**Entries provided**
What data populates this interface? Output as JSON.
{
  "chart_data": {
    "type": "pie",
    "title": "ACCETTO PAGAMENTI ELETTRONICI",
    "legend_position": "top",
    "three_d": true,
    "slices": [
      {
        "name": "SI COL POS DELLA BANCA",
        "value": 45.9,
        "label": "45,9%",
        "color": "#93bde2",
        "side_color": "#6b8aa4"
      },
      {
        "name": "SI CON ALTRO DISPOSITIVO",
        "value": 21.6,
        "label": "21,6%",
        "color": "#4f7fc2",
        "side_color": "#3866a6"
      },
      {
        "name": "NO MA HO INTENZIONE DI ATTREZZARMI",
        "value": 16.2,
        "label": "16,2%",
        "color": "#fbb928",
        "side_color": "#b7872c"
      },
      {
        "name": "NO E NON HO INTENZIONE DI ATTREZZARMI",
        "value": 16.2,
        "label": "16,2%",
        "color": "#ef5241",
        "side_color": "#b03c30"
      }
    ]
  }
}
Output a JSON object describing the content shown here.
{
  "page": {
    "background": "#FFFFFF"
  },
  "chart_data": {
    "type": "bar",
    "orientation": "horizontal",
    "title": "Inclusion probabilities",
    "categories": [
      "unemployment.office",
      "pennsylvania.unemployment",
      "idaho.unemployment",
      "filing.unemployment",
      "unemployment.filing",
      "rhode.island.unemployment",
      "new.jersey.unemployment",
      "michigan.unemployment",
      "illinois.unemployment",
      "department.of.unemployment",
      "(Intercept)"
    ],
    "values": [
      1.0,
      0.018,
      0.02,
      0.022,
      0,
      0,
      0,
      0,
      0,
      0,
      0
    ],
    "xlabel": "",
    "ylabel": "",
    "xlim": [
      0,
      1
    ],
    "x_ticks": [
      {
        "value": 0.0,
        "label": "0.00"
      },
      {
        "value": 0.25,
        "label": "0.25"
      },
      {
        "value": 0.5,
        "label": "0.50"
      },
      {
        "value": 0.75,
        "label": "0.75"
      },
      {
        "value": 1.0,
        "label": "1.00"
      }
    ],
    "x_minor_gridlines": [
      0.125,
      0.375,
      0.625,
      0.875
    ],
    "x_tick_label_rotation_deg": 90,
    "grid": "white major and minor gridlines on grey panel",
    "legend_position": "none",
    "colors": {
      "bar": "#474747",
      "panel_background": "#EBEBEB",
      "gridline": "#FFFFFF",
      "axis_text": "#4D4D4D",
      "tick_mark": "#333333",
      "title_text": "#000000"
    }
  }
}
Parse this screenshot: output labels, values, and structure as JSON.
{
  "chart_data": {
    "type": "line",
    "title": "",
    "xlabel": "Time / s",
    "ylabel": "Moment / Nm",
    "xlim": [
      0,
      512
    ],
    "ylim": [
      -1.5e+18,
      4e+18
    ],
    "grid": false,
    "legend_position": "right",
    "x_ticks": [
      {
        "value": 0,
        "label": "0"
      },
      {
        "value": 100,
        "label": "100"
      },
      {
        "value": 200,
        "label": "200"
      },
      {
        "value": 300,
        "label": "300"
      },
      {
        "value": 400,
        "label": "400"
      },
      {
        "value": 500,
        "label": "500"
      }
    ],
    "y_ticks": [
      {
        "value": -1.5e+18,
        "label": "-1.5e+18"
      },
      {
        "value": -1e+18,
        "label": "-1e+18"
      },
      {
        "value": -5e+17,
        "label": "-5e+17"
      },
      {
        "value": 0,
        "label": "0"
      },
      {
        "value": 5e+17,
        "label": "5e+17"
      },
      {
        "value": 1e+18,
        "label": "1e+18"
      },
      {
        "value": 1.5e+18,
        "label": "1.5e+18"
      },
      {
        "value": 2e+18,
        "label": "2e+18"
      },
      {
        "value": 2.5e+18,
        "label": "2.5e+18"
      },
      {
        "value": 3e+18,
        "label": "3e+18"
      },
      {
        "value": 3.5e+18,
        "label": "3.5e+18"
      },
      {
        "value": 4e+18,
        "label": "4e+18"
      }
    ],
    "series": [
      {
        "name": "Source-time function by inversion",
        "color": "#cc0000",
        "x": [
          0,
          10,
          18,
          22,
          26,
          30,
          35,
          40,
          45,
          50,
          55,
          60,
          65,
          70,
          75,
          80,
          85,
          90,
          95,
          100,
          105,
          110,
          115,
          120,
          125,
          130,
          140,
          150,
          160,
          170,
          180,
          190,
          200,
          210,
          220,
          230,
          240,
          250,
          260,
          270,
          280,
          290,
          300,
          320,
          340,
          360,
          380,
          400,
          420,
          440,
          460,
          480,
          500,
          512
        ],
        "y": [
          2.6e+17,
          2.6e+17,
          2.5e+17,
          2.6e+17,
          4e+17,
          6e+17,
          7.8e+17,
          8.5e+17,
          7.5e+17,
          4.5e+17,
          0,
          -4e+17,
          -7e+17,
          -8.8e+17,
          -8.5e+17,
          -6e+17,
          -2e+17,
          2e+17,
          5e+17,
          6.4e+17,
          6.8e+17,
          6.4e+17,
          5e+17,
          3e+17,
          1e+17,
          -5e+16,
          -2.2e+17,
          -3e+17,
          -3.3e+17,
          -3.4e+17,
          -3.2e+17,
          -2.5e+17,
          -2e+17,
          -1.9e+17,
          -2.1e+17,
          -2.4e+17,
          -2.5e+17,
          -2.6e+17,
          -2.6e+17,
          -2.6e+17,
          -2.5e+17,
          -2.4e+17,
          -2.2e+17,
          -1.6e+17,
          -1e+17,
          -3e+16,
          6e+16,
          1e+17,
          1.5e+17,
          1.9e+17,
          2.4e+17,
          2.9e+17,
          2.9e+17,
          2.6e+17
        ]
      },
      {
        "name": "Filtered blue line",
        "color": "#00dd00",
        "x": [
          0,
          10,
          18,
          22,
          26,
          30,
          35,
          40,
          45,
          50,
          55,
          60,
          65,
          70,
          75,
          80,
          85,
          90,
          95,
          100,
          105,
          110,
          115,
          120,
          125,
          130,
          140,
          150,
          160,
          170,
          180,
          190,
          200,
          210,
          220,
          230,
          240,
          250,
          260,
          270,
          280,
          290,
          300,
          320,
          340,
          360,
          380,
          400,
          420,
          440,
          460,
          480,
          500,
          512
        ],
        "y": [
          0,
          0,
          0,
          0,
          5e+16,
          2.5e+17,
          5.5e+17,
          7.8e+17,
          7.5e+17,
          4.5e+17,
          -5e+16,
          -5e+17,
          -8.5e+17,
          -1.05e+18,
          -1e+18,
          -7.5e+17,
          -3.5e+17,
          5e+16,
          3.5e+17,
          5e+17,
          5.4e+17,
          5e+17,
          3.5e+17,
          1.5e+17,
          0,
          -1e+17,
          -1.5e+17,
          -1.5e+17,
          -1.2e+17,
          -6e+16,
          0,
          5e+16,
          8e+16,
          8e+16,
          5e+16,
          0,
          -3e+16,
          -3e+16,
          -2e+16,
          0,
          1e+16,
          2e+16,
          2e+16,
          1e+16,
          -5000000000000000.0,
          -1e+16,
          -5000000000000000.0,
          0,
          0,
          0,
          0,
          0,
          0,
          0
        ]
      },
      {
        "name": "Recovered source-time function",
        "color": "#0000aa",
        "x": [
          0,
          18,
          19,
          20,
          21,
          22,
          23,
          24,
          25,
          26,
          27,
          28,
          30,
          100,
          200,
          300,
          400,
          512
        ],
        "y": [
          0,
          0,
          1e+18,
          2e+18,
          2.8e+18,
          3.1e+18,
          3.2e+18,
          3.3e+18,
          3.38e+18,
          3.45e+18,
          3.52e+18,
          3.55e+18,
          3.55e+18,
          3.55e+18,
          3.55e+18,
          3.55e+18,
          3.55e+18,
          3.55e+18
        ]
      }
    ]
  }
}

**Task requirements**
Please set down the whole listing above without altering a single line.

**Written response**
What data populates this interface? Output as JSON.
{
  "chart_data": {
    "type": "pie",
    "title": "ACCETTO PAGAMENTI ELETTRONICI",
    "legend_position": "top",
    "three_d": true,
    "slices": [
      {
        "name": "SI COL POS DELLA BANCA",
        "value": 45.9,
        "label": "45,9%",
        "color": "#93bde2",
        "side_color": "#6b8aa4"
      },
      {
        "name": "SI CON ALTRO DISPOSITIVO",
        "value": 21.6,
        "label": "21,6%",
        "color": "#4f7fc2",
        "side_color": "#3866a6"
      },
      {
        "name": "NO MA HO INTENZIONE DI ATTREZZARMI",
        "value": 16.2,
        "label": "16,2%",
        "color": "#fbb928",
        "side_color": "#b7872c"
      },
      {
        "name": "NO E NON HO INTENZIONE DI ATTREZZARMI",
        "value": 16.2,
        "label": "16,2%",
        "color": "#ef5241",
        "side_color": "#b03c30"
      }
    ]
  }
}
Output a JSON object describing the content shown here.
{
  "page": {
    "background": "#FFFFFF"
  },
  "chart_data": {
    "type": "bar",
    "orientation": "horizontal",
    "title": "Inclusion probabilities",
    "categories": [
      "unemployment.office",
      "pennsylvania.unemployment",
      "idaho.unemployment",
      "filing.unemployment",
      "unemployment.filing",
      "rhode.island.unemployment",
      "new.jersey.unemployment",
      "michigan.unemployment",
      "illinois.unemployment",
      "department.of.unemployment",
      "(Intercept)"
    ],
    "values": [
      1.0,
      0.018,
      0.02,
      0.022,
      0,
      0,
      0,
      0,
      0,
      0,
      0
    ],
    "xlabel": "",
    "ylabel": "",
    "xlim": [
      0,
      1
    ],
    "x_ticks": [
      {
        "value": 0.0,
        "label": "0.00"
      },
      {
        "value": 0.25,
        "label": "0.25"
      },
      {
        "value": 0.5,
        "label": "0.50"
      },
      {
        "value": 0.75,
        "label": "0.75"
      },
      {
        "value": 1.0,
        "label": "1.00"
      }
    ],
    "x_minor_gridlines": [
      0.125,
      0.375,
      0.625,
      0.875
    ],
    "x_tick_label_rotation_deg": 90,
    "grid": "white major and minor gridlines on grey panel",
    "legend_position": "none",
    "colors": {
      "bar": "#474747",
      "panel_background": "#EBEBEB",
      "gridline": "#FFFFFF",
      "axis_text": "#4D4D4D",
      "tick_mark": "#333333",
      "title_text": "#000000"
    }
  }
}
Parse this screenshot: output labels, values, and structure as JSON.
{
  "chart_data": {
    "type": "line",
    "title": "",
    "xlabel": "Time / s",
    "ylabel": "Moment / Nm",
    "xlim": [
      0,
      512
    ],
    "ylim": [
      -1.5e+18,
      4e+18
    ],
    "grid": false,
    "legend_position": "right",
    "x_ticks": [
      {
        "value": 0,
        "label": "0"
      },
      {
        "value": 100,
        "label": "100"
      },
      {
        "value": 200,
        "label": "200"
      },
      {
        "value": 300,
        "label": "300"
      },
      {
        "value": 400,
        "label": "400"
      },
      {
        "value": 500,
        "label": "500"
      }
    ],
    "y_ticks": [
      {
        "value": -1.5e+18,
        "label": "-1.5e+18"
      },
      {
        "value": -1e+18,
        "label": "-1e+18"
      },
      {
        "value": -5e+17,
        "label": "-5e+17"
      },
      {
        "value": 0,
        "label": "0"
      },
      {
        "value": 5e+17,
        "label": "5e+17"
      },
      {
        "value": 1e+18,
        "label": "1e+18"
      },
      {
        "value": 1.5e+18,
        "label": "1.5e+18"
      },
      {
        "value": 2e+18,
        "label": "2e+18"
      },
      {
        "value": 2.5e+18,
        "label": "2.5e+18"
      },
      {
        "value": 3e+18,
        "label": "3e+18"
      },
      {
        "value": 3.5e+18,
        "label": "3.5e+18"
      },
      {
        "value": 4e+18,
        "label": "4e+18"
      }
    ],
    "series": [
      {
        "name": "Source-time function by inversion",
        "color": "#cc0000",
        "x": [
          0,
          10,
          18,
          22,
          26,
          30,
          35,
          40,
          45,
          50,
          55,
          60,
          65,
          70,
          75,
          80,
          85,
          90,
          95,
          100,
          105,
          110,
          115,
          120,
          125,
          130,
          140,
          150,
          160,
          170,
          180,
          190,
          200,
          210,
          220,
          230,
          240,
          250,
          260,
          270,
          280,
          290,
          300,
          320,
          340,
          360,
          380,
          400,
          420,
          440,
          460,
          480,
          500,
          512
        ],
        "y": [
          2.6e+17,
          2.6e+17,
          2.5e+17,
          2.6e+17,
          4e+17,
          6e+17,
          7.8e+17,
          8.5e+17,
          7.5e+17,
          4.5e+17,
          0,
          -4e+17,
          -7e+17,
          -8.8e+17,
          -8.5e+17,
          -6e+17,
          -2e+17,
          2e+17,
          5e+17,
          6.4e+17,
          6.8e+17,
          6.4e+17,
          5e+17,
          3e+17,
          1e+17,
          -5e+16,
          -2.2e+17,
          -3e+17,
          -3.3e+17,
          -3.4e+17,
          -3.2e+17,
          -2.5e+17,
          -2e+17,
          -1.9e+17,
          -2.1e+17,
          -2.4e+17,
          -2.5e+17,
          -2.6e+17,
          -2.6e+17,
          -2.6e+17,
          -2.5e+17,
          -2.4e+17,
          -2.2e+17,
          -1.6e+17,
          -1e+17,
          -3e+16,
          6e+16,
          1e+17,
          1.5e+17,
          1.9e+17,
          2.4e+17,
          2.9e+17,
          2.9e+17,
          2.6e+17
        ]
      },
      {
        "name": "Filtered blue line",
        "color": "#00dd00",
        "x": [
          0,
          10,
          18,
          22,
          26,
          30,
          35,
          40,
          45,
          50,
          55,
          60,
          65,
          70,
          75,
          80,
          85,
          90,
          95,
          100,
          105,
          110,
          115,
          120,
          125,
          130,
          140,
          150,
          160,
          170,
          180,
          190,
          200,
          210,
          220,
          230,
          240,
          250,
          260,
          270,
          280,
          290,
          300,
          320,
          340,
          360,
          380,
          400,
          420,
          440,
          460,
          480,
          500,
          512
        ],
        "y": [
          0,
          0,
          0,
          0,
          5e+16,
          2.5e+17,
          5.5e+17,
          7.8e+17,
          7.5e+17,
          4.5e+17,
          -5e+16,
          -5e+17,
          -8.5e+17,
          -1.05e+18,
          -1e+18,
          -7.5e+17,
          -3.5e+17,
          5e+16,
          3.5e+17,
          5e+17,
          5.4e+17,
          5e+17,
          3.5e+17,
          1.5e+17,
          0,
          -1e+17,
          -1.5e+17,
          -1.5e+17,
          -1.2e+17,
          -6e+16,
          0,
          5e+16,
          8e+16,
          8e+16,
          5e+16,
          0,
          -3e+16,
          -3e+16,
          -2e+16,
          0,
          1e+16,
          2e+16,
          2e+16,
          1e+16,
          -5000000000000000.0,
          -1e+16,
          -5000000000000000.0,
          0,
          0,
          0,
          0,
          0,
          0,
          0
        ]
      },
      {
        "name": "Recovered source-time function",
        "color": "#0000aa",
        "x": [
          0,
          18,
          19,
          20,
          21,
          22,
          23,
          24,
          25,
          26,
          27,
          28,
          30,
          100,
          200,
          300,
          400,
          512
        ],
        "y": [
          0,
          0,
          1e+18,
          2e+18,
          2.8e+18,
          3.1e+18,
          3.2e+18,
          3.3e+18,
          3.38e+18,
          3.45e+18,
          3.52e+18,
          3.55e+18,
          3.55e+18,
          3.55e+18,
          3.55e+18,
          3.55e+18,
          3.55e+18,
          3.55e+18
        ]
      }
    ]
  }
}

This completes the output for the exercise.